- _PROBLEM DESCRIPTION_: Everything from the line containing "Output the text content of this document." through the last line of the data below is to be retyped exactly, apart from the pictures.

(begin)

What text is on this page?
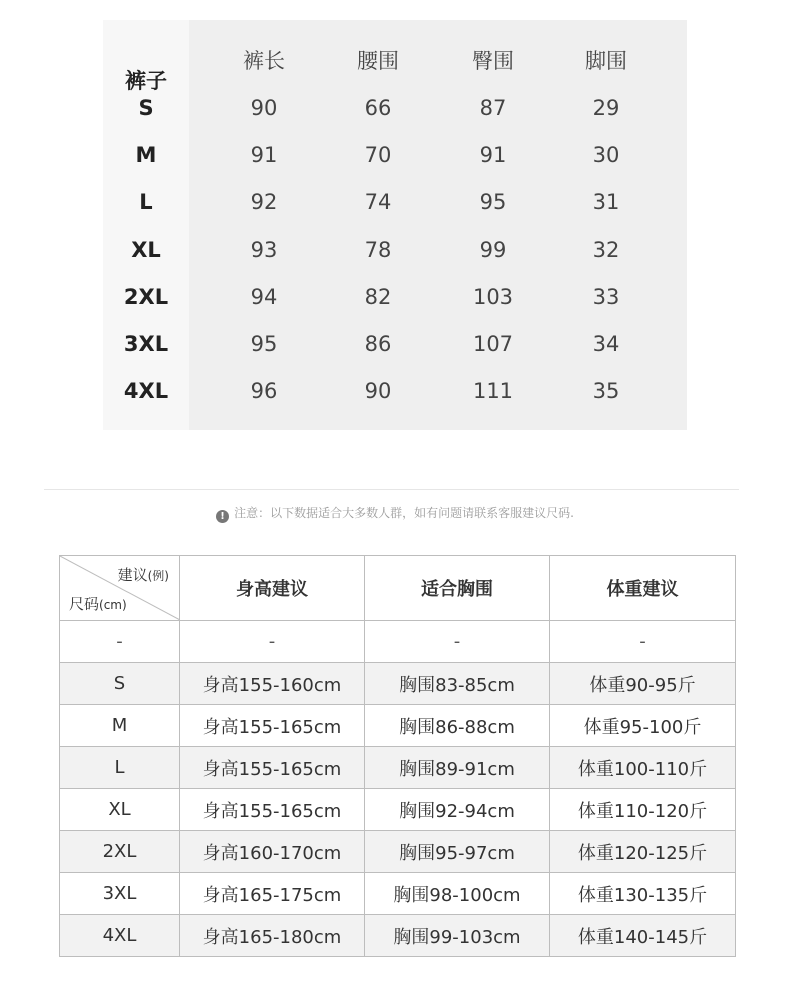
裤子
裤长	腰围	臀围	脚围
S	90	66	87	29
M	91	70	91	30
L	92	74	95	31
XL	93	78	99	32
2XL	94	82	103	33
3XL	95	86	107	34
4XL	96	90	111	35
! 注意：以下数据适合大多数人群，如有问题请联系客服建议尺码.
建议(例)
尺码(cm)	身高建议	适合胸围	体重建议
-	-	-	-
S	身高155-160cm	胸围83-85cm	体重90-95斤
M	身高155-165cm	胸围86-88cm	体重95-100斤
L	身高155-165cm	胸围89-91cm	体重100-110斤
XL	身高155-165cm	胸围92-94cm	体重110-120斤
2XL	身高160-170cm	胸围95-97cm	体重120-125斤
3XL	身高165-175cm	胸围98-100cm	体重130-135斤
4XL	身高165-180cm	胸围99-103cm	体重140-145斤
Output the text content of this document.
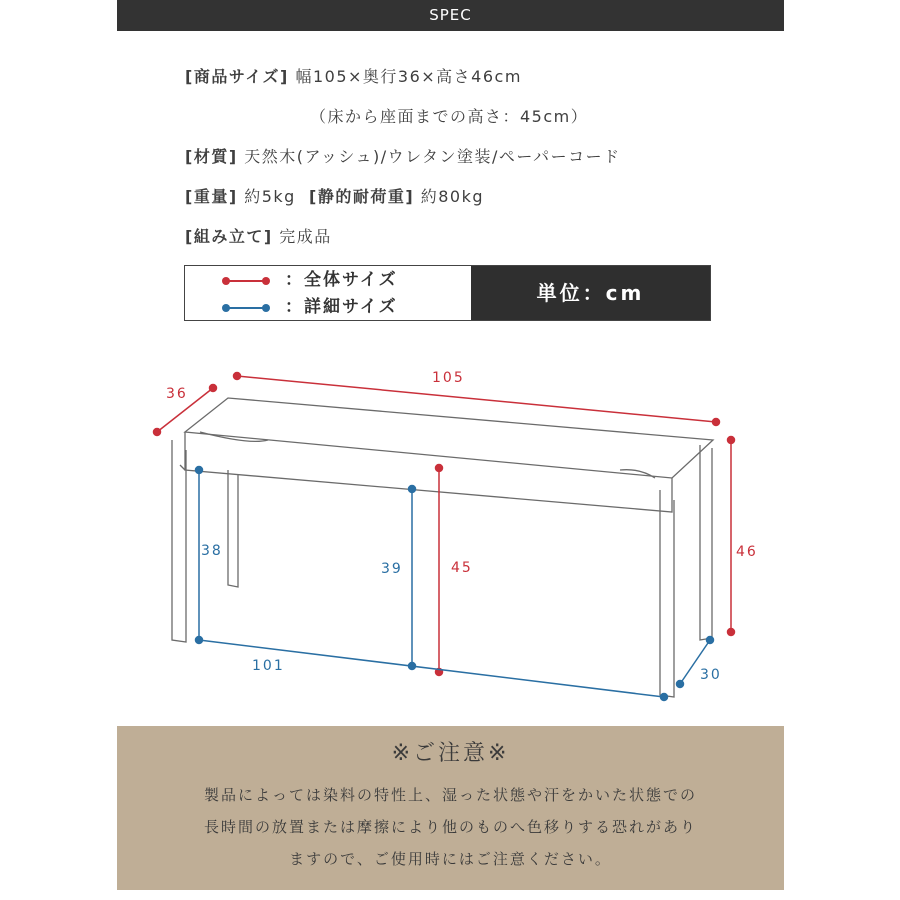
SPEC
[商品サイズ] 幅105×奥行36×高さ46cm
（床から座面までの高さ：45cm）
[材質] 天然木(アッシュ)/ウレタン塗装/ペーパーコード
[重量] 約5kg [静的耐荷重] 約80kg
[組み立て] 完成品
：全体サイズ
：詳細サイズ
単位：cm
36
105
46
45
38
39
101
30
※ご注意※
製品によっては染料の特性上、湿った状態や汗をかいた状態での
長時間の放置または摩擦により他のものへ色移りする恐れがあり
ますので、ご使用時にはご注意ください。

(end)

- _TASK SOLUTION_:
Output the text content of this document.
SPEC
[商品サイズ] 幅105×奥行36×高さ46cm
（床から座面までの高さ：45cm）
[材質] 天然木(アッシュ)/ウレタン塗装/ペーパーコード
[重量] 約5kg [静的耐荷重] 約80kg
[組み立て] 完成品
：全体サイズ
：詳細サイズ
単位：cm
36
105
46
45
38
39
101
30
※ご注意※
製品によっては染料の特性上、湿った状態や汗をかいた状態での
長時間の放置または摩擦により他のものへ色移りする恐れがあり
ますので、ご使用時にはご注意ください。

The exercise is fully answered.